▶ _Dataset extract_
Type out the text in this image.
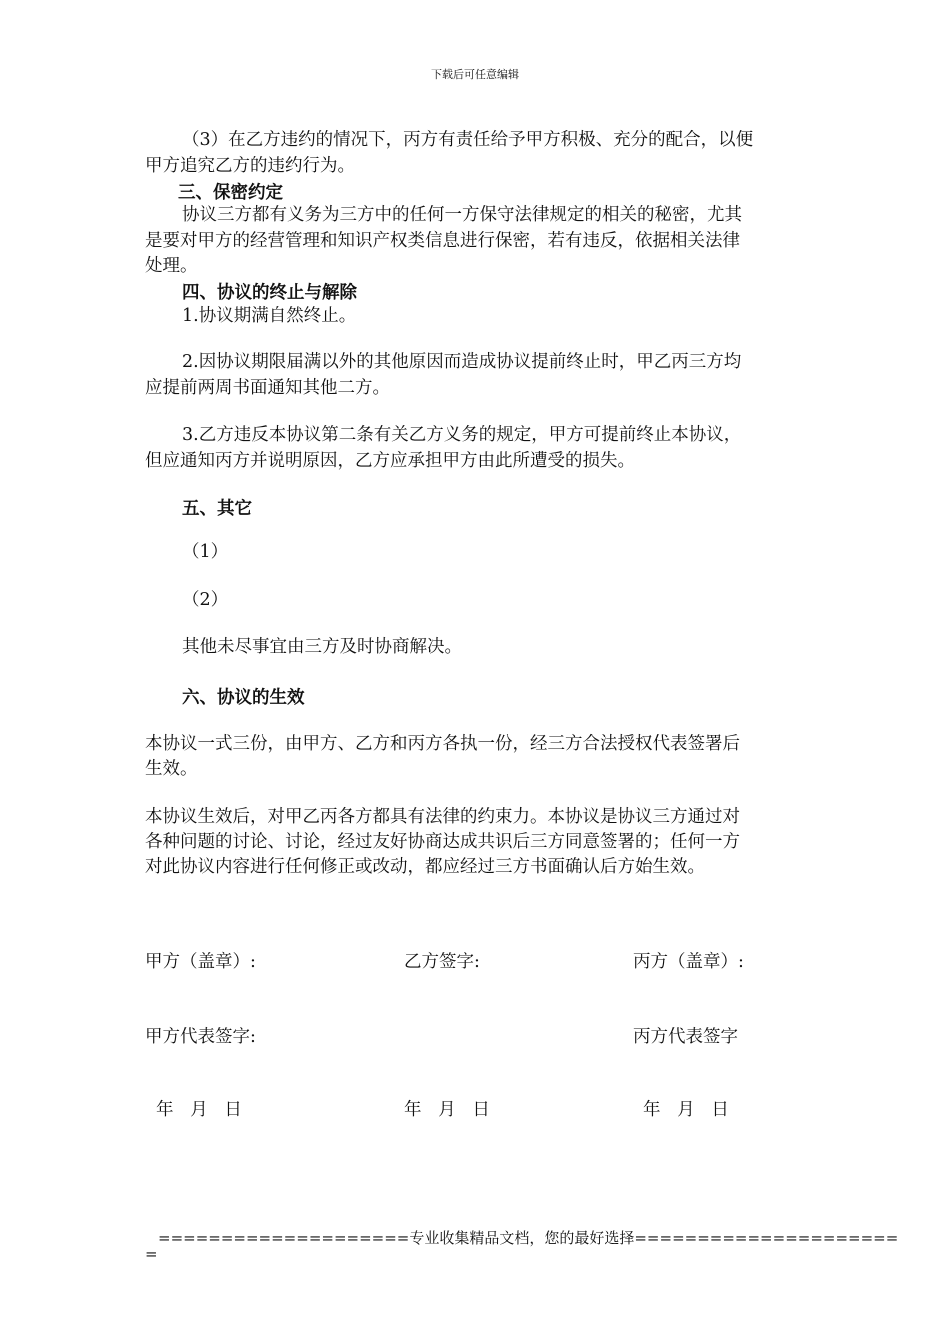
下载后可任意编辑
（3）在乙方违约的情况下，丙方有责任给予甲方积极、充分的配合，以便
甲方追究乙方的违约行为。
三、保密约定
协议三方都有义务为三方中的任何一方保守法律规定的相关的秘密，尤其
是要对甲方的经营管理和知识产权类信息进行保密，若有违反，依据相关法律
处理。
四、协议的终止与解除
1.协议期满自然终止。
2.因协议期限届满以外的其他原因而造成协议提前终止时，甲乙丙三方均
应提前两周书面通知其他二方。
3.乙方违反本协议第二条有关乙方义务的规定，甲方可提前终止本协议，
但应通知丙方并说明原因，乙方应承担甲方由此所遭受的损失。
五、其它
（1）
（2）
其他未尽事宜由三方及时协商解决。
六、协议的生效
本协议一式三份，由甲方、乙方和丙方各执一份，经三方合法授权代表签署后
生效。
本协议生效后，对甲乙丙各方都具有法律的约束力。本协议是协议三方通过对
各种问题的讨论、讨论，经过友好协商达成共识后三方同意签署的；任何一方
对此协议内容进行任何修正或改动，都应经过三方书面确认后方始生效。
甲方（盖章）:	乙方签字:	丙方（盖章）:
甲方代表签字:	丙方代表签字
年   月   日	年   月   日	年   月   日
====================专业收集精品文档，您的最好选择=====================
=
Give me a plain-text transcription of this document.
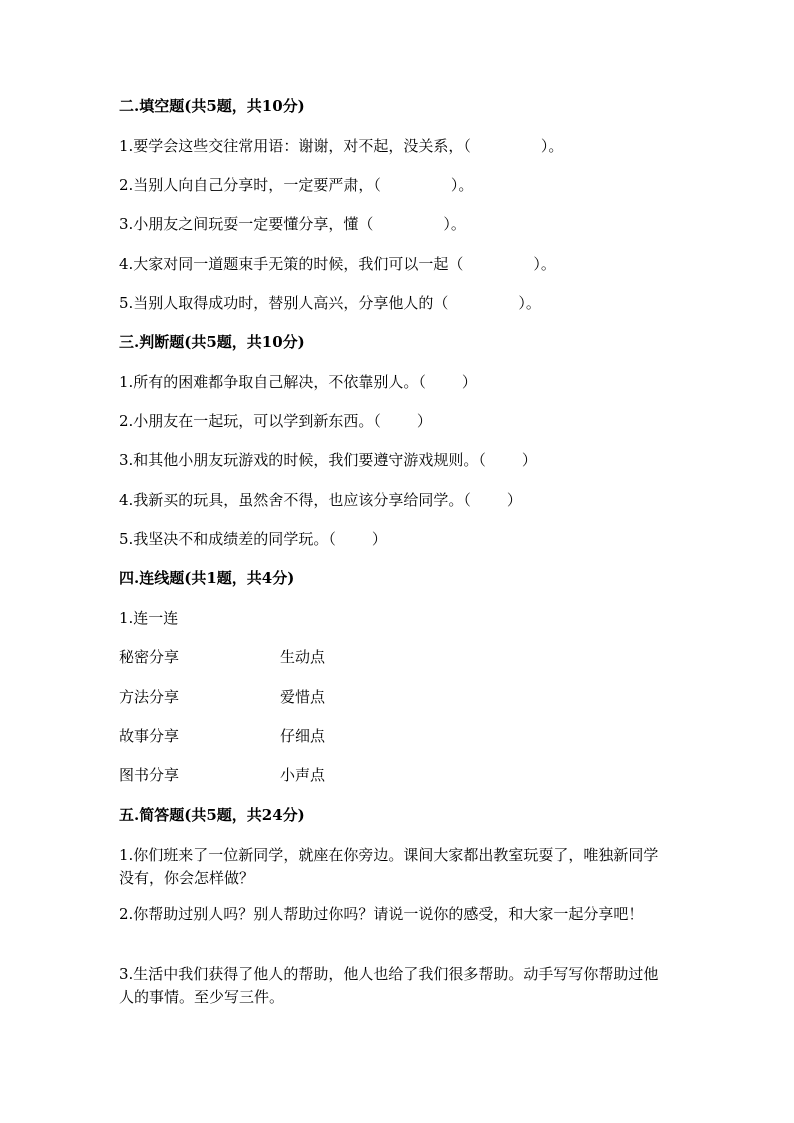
二.填空题(共5题，共10分)
1.要学会这些交往常用语：谢谢，对不起，没关系，（	）。
2.当别人向自己分享时，一定要严肃，（	）。
3.小朋友之间玩耍一定要懂分享，懂（	）。
4.大家对同一道题束手无策的时候，我们可以一起（	）。
5.当别人取得成功时，替别人高兴，分享他人的（	）。
三.判断题(共5题，共10分)
1.所有的困难都争取自己解决，不依靠别人。（ ）
2.小朋友在一起玩，可以学到新东西。（ ）
3.和其他小朋友玩游戏的时候，我们要遵守游戏规则。（ ）
4.我新买的玩具，虽然舍不得，也应该分享给同学。（ ）
5.我坚决不和成绩差的同学玩。（ ）
四.连线题(共1题，共4分)
1.连一连
秘密分享	生动点
方法分享	爱惜点
故事分享	仔细点
图书分享	小声点
五.简答题(共5题，共24分)
1.你们班来了一位新同学，就座在你旁边。课间大家都出教室玩耍了，唯独新同学没有，你会怎样做？
2.你帮助过别人吗？别人帮助过你吗？请说一说你的感受，和大家一起分享吧！
3.生活中我们获得了他人的帮助，他人也给了我们很多帮助。动手写写你帮助过他人的事情。至少写三件。
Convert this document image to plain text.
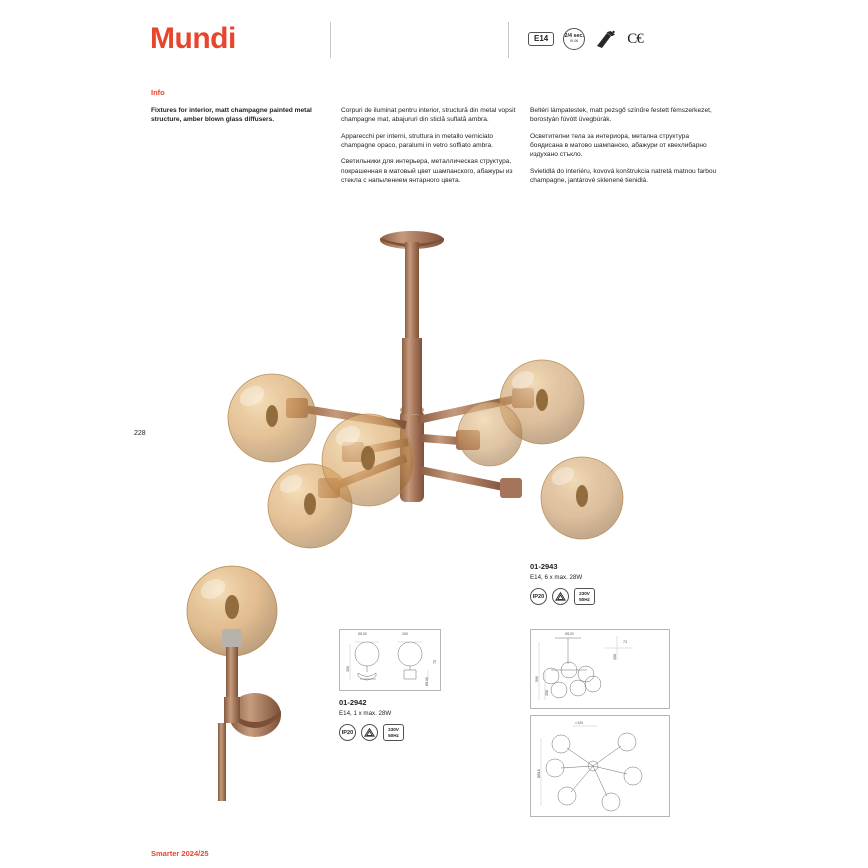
Mundi	E14	2/4 sec.
IK 06	C€
Info

Fixtures for interior, matt champagne painted metal structure, amber blown glass diffusers.

Corpuri de iluminat pentru interior, structură din metal vopsit champagne mat, abajururi din sticlă suflată ambra.

Apparecchi per interni, struttura in metallo verniciato champagne opaco, paralumi in vetro soffiato ambra.

Светильники для интерьера, металлическая структура, покрашенная в матовый цвет шампанского, абажуры из стекла с напылением янтарного цвета.

Beltéri lámpatestek, matt pezsgő színűre festett fémszerkezet, borostyán fúvótt üvegbúrák.

Осветителни тела за интериора, метална структура боядисана в матово шампанско, абажури от квехлибарно издухано стъкло.

Svietidlá do interiéru, kovová konštrukcia natretá matnou farbou champagne, jantárové sklenené tienidlá.

228
01-2943
E14, 6 x max. 28W
IP20	230V
50Hz
01-2942
E14, 1 x max. 28W
IP20	230V
50Hz
Ø130	200
300
75
Ø100
Ø120
73
358
590
358
×120
Ø518
Smarter 2024/25
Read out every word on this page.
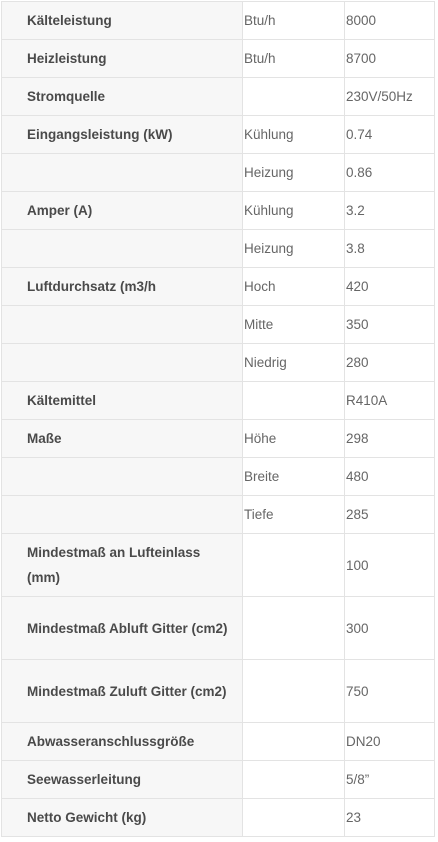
Kälteleistung	Btu/h	8000

Heizleistung	Btu/h	8700

Stromquelle		230V/50Hz

Eingangsleistung (kW)	Kühlung	0.74

	Heizung	0.86

Amper (A)	Kühlung	3.2

	Heizung	3.8

Luftdurchsatz (m3/h	Hoch	420

	Mitte	350

	Niedrig	280

Kältemittel		R410A

Maße	Höhe	298

	Breite	480

	Tiefe	285

Mindestmaß an Lufteinlass (mm)		100

Mindestmaß Abluft Gitter (cm2)		300

Mindestmaß Zuluft Gitter (cm2)		750

Abwasseranschlussgröße		DN20

Seewasserleitung		5/8”

Netto Gewicht (kg)		23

▶ _What you have to do_
Scan the listing above. Collect all lines with the word "interior".

▶ _The solution_
Fixtures for interior, matt champagne painted metal structure, amber blown glass diffusers.
Corpuri de iluminat pentru interior, structură din metal vopsit champagne mat, abajururi din sticlă suflată ambra.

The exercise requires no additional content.